(Figure record extracts)

-- BEGIN --

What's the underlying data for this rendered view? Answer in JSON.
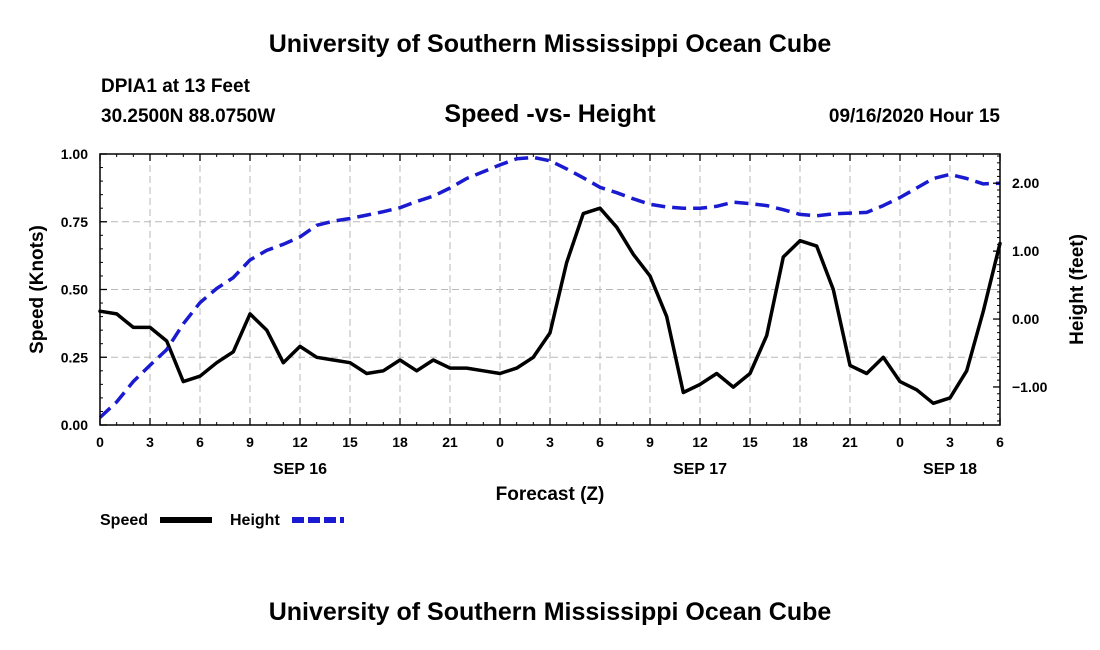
{
  "header": {
    "title": "University of Southern Mississippi Ocean Cube"
  },
  "footer": {
    "title": "University of Southern Mississippi Ocean Cube"
  },
  "station": {
    "name": "DPIA1 at 13 Feet",
    "coords": "30.2500N 88.0750W"
  },
  "chart_data": {
    "type": "line",
    "title": "Speed -vs- Height",
    "date": "09/16/2020 Hour 15",
    "xlabel": "Forecast (Z)",
    "ylabel": "Speed (Knots)",
    "y2label": "Height (feet)",
    "xlim": [
      0,
      54
    ],
    "ylim": [
      0,
      1
    ],
    "y2lim": [
      -1.56,
      2.43
    ],
    "grid": true,
    "x_ticks": [
      0,
      3,
      6,
      9,
      12,
      15,
      18,
      21,
      24,
      27,
      30,
      33,
      36,
      39,
      42,
      45,
      48,
      51,
      54
    ],
    "x_tick_labels": [
      "0",
      "3",
      "6",
      "9",
      "12",
      "15",
      "18",
      "21",
      "0",
      "3",
      "6",
      "9",
      "12",
      "15",
      "18",
      "21",
      "0",
      "3",
      "6"
    ],
    "date_labels": [
      {
        "x": 12,
        "label": "SEP 16"
      },
      {
        "x": 36,
        "label": "SEP 17"
      },
      {
        "x": 51,
        "label": "SEP 18"
      }
    ],
    "y_ticks": [
      0,
      0.25,
      0.5,
      0.75,
      1.0
    ],
    "y_tick_labels": [
      "0.00",
      "0.25",
      "0.50",
      "0.75",
      "1.00"
    ],
    "y2_ticks": [
      -1,
      0,
      1,
      2
    ],
    "y2_tick_labels": [
      "−1.00",
      "0.00",
      "1.00",
      "2.00"
    ],
    "legend": [
      {
        "name": "Speed",
        "color": "#000000",
        "dash": "solid"
      },
      {
        "name": "Height",
        "color": "#1a1ad0",
        "dash": "dashed"
      }
    ],
    "series": [
      {
        "name": "Speed",
        "axis": "left",
        "color": "#000000",
        "x": [
          0,
          1,
          2,
          3,
          4,
          5,
          6,
          7,
          8,
          9,
          10,
          11,
          12,
          13,
          14,
          15,
          16,
          17,
          18,
          19,
          20,
          21,
          22,
          23,
          24,
          25,
          26,
          27,
          28,
          29,
          30,
          31,
          32,
          33,
          34,
          35,
          36,
          37,
          38,
          39,
          40,
          41,
          42,
          43,
          44,
          45,
          46,
          47,
          48,
          49,
          50,
          51,
          52,
          53,
          54
        ],
        "values": [
          0.42,
          0.41,
          0.36,
          0.36,
          0.31,
          0.16,
          0.18,
          0.23,
          0.27,
          0.41,
          0.35,
          0.23,
          0.29,
          0.25,
          0.24,
          0.23,
          0.19,
          0.2,
          0.24,
          0.2,
          0.24,
          0.21,
          0.21,
          0.2,
          0.19,
          0.21,
          0.25,
          0.34,
          0.6,
          0.78,
          0.8,
          0.73,
          0.63,
          0.55,
          0.4,
          0.12,
          0.15,
          0.19,
          0.14,
          0.19,
          0.33,
          0.62,
          0.68,
          0.66,
          0.5,
          0.22,
          0.19,
          0.25,
          0.16,
          0.13,
          0.08,
          0.1,
          0.2,
          0.42,
          0.67
        ]
      },
      {
        "name": "Height",
        "axis": "right",
        "color": "#1a1ad0",
        "x": [
          0,
          1,
          2,
          3,
          4,
          5,
          6,
          7,
          8,
          9,
          10,
          11,
          12,
          13,
          14,
          15,
          16,
          17,
          18,
          19,
          20,
          21,
          22,
          23,
          24,
          25,
          26,
          27,
          28,
          29,
          30,
          31,
          32,
          33,
          34,
          35,
          36,
          37,
          38,
          39,
          40,
          41,
          42,
          43,
          44,
          45,
          46,
          47,
          48,
          49,
          50,
          51,
          52,
          53,
          54
        ],
        "values": [
          -1.45,
          -1.22,
          -0.92,
          -0.68,
          -0.45,
          -0.07,
          0.24,
          0.45,
          0.61,
          0.87,
          1.01,
          1.1,
          1.21,
          1.38,
          1.44,
          1.48,
          1.53,
          1.58,
          1.64,
          1.73,
          1.81,
          1.93,
          2.07,
          2.17,
          2.27,
          2.36,
          2.38,
          2.33,
          2.21,
          2.08,
          1.94,
          1.86,
          1.77,
          1.69,
          1.65,
          1.63,
          1.63,
          1.66,
          1.72,
          1.7,
          1.67,
          1.61,
          1.54,
          1.52,
          1.55,
          1.56,
          1.57,
          1.67,
          1.79,
          1.93,
          2.07,
          2.13,
          2.07,
          1.99,
          2.0
        ]
      }
    ]
  }
}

-- END --

- The task
Scan the records above and report how many lines include the word "Height", without any other text.

- Exercise output
4